-- Your task --
Quote every line of the material beneath this one.

--- START OF Data entries ---

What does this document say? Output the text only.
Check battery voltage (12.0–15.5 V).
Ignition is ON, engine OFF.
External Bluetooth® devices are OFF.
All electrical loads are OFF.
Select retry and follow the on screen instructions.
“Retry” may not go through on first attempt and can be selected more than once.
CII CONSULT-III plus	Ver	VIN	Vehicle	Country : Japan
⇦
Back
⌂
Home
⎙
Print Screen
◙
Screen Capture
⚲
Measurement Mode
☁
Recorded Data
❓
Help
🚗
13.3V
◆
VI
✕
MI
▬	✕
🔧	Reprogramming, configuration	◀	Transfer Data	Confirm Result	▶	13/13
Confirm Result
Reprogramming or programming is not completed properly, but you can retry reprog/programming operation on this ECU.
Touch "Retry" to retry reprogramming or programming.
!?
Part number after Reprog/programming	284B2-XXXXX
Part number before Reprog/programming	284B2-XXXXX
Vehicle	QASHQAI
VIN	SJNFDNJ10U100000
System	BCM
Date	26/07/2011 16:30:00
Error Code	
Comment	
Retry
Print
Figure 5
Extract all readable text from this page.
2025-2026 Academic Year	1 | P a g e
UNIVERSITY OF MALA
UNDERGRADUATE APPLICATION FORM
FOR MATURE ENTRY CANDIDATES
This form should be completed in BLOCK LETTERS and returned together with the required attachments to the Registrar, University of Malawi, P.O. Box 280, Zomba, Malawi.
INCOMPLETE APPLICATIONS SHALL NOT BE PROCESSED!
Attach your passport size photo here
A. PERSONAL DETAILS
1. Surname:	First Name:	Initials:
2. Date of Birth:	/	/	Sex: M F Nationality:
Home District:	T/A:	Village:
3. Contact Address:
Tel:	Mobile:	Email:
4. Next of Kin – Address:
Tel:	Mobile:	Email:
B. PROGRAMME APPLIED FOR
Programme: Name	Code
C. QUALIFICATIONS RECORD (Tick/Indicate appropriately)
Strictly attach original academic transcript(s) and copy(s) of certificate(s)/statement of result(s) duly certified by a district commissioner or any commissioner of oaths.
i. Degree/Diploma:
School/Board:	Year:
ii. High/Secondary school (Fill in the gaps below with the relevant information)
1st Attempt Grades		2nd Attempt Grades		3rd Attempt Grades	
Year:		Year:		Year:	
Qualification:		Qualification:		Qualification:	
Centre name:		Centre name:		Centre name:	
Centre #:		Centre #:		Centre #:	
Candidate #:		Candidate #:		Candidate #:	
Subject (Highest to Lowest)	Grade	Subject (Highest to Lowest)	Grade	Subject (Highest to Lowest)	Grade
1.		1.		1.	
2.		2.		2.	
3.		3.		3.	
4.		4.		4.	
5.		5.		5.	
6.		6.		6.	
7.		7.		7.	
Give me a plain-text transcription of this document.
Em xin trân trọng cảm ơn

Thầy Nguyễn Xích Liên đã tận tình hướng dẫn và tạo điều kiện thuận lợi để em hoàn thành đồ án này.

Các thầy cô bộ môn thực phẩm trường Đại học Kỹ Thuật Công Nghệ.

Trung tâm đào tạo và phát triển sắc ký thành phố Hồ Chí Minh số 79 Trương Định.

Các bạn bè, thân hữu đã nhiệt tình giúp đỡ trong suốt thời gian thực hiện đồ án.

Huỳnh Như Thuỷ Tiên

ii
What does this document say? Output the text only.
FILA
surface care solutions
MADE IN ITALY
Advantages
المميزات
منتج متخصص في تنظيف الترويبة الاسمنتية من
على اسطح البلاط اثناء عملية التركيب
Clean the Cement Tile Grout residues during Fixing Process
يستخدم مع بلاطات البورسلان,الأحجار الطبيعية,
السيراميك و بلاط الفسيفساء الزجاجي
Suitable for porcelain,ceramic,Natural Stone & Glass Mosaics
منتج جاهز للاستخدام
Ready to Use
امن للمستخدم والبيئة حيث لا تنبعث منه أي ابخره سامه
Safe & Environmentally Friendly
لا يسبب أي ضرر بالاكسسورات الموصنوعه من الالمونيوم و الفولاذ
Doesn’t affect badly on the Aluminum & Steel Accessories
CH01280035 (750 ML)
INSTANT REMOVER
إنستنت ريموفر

--- END OF Data entries ---

-- Expected answer --
What does this document say? Output the text only.
Check battery voltage (12.0–15.5 V).
Ignition is ON, engine OFF.
External Bluetooth® devices are OFF.
All electrical loads are OFF.
Select retry and follow the on screen instructions.
“Retry” may not go through on first attempt and can be selected more than once.
CII CONSULT-III plus	Ver	VIN	Vehicle	Country : Japan
⇦
Back
⌂
Home
⎙
Print Screen
◙
Screen Capture
⚲
Measurement Mode
☁
Recorded Data
❓
Help
🚗
13.3V
◆
VI
✕
MI
▬	✕
🔧	Reprogramming, configuration	◀	Transfer Data	Confirm Result	▶	13/13
Confirm Result
Reprogramming or programming is not completed properly, but you can retry reprog/programming operation on this ECU.
Touch "Retry" to retry reprogramming or programming.
!?
Part number after Reprog/programming	284B2-XXXXX
Part number before Reprog/programming	284B2-XXXXX
Vehicle	QASHQAI
VIN	SJNFDNJ10U100000
System	BCM
Date	26/07/2011 16:30:00
Error Code	
Comment	
Retry
Print
Figure 5
Extract all readable text from this page.
2025-2026 Academic Year	1 | P a g e
UNIVERSITY OF MALA
UNDERGRADUATE APPLICATION FORM
FOR MATURE ENTRY CANDIDATES
This form should be completed in BLOCK LETTERS and returned together with the required attachments to the Registrar, University of Malawi, P.O. Box 280, Zomba, Malawi.
INCOMPLETE APPLICATIONS SHALL NOT BE PROCESSED!
Attach your passport size photo here
A. PERSONAL DETAILS
1. Surname:	First Name:	Initials:
2. Date of Birth:	/	/	Sex: M F Nationality:
Home District:	T/A:	Village:
3. Contact Address:
Tel:	Mobile:	Email:
4. Next of Kin – Address:
Tel:	Mobile:	Email:
B. PROGRAMME APPLIED FOR
Programme: Name	Code
C. QUALIFICATIONS RECORD (Tick/Indicate appropriately)
Strictly attach original academic transcript(s) and copy(s) of certificate(s)/statement of result(s) duly certified by a district commissioner or any commissioner of oaths.
i. Degree/Diploma:
School/Board:	Year:
ii. High/Secondary school (Fill in the gaps below with the relevant information)
1st Attempt Grades		2nd Attempt Grades		3rd Attempt Grades	
Year:		Year:		Year:	
Qualification:		Qualification:		Qualification:	
Centre name:		Centre name:		Centre name:	
Centre #:		Centre #:		Centre #:	
Candidate #:		Candidate #:		Candidate #:	
Subject (Highest to Lowest)	Grade	Subject (Highest to Lowest)	Grade	Subject (Highest to Lowest)	Grade
1.		1.		1.	
2.		2.		2.	
3.		3.		3.	
4.		4.		4.	
5.		5.		5.	
6.		6.		6.	
7.		7.		7.	
Give me a plain-text transcription of this document.
Em xin trân trọng cảm ơn

Thầy Nguyễn Xích Liên đã tận tình hướng dẫn và tạo điều kiện thuận lợi để em hoàn thành đồ án này.

Các thầy cô bộ môn thực phẩm trường Đại học Kỹ Thuật Công Nghệ.

Trung tâm đào tạo và phát triển sắc ký thành phố Hồ Chí Minh số 79 Trương Định.

Các bạn bè, thân hữu đã nhiệt tình giúp đỡ trong suốt thời gian thực hiện đồ án.

Huỳnh Như Thuỷ Tiên

ii
What does this document say? Output the text only.
FILA
surface care solutions
MADE IN ITALY
Advantages
المميزات
منتج متخصص في تنظيف الترويبة الاسمنتية من
على اسطح البلاط اثناء عملية التركيب
Clean the Cement Tile Grout residues during Fixing Process
يستخدم مع بلاطات البورسلان,الأحجار الطبيعية,
السيراميك و بلاط الفسيفساء الزجاجي
Suitable for porcelain,ceramic,Natural Stone & Glass Mosaics
منتج جاهز للاستخدام
Ready to Use
امن للمستخدم والبيئة حيث لا تنبعث منه أي ابخره سامه
Safe & Environmentally Friendly
لا يسبب أي ضرر بالاكسسورات الموصنوعه من الالمونيوم و الفولاذ
Doesn’t affect badly on the Aluminum & Steel Accessories
CH01280035 (750 ML)
INSTANT REMOVER
إنستنت ريموفر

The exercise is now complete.